SET EXERCISE: Search the records for the word "حاشية" and pick out every line that has it.

RECORDS:
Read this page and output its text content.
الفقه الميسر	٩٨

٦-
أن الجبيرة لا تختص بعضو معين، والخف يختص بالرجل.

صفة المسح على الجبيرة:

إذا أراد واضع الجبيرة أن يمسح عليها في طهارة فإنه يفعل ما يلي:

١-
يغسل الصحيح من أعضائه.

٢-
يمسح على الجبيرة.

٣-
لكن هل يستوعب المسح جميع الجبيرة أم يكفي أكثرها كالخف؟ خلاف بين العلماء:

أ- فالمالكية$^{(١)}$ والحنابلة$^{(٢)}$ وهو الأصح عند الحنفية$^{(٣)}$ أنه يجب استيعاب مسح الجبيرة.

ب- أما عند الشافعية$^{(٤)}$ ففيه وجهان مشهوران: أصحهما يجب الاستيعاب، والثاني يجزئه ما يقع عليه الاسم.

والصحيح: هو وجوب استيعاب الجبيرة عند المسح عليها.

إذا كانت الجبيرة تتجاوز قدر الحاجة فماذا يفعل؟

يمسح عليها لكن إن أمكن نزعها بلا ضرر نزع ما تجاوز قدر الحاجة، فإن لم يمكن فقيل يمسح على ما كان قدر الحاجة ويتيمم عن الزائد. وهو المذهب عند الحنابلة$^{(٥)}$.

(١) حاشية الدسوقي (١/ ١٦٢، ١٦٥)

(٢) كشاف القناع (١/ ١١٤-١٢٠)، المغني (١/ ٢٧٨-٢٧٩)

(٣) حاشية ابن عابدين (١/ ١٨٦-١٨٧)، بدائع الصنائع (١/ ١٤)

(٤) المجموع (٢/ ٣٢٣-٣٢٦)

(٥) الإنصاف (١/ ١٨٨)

SOLVED PROBLEM:
(١) حاشية الدسوقي (١/ ١٦٢، ١٦٥)
(٣) حاشية ابن عابدين (١/ ١٨٦-١٨٧)، بدائع الصنائع (١/ ١٤)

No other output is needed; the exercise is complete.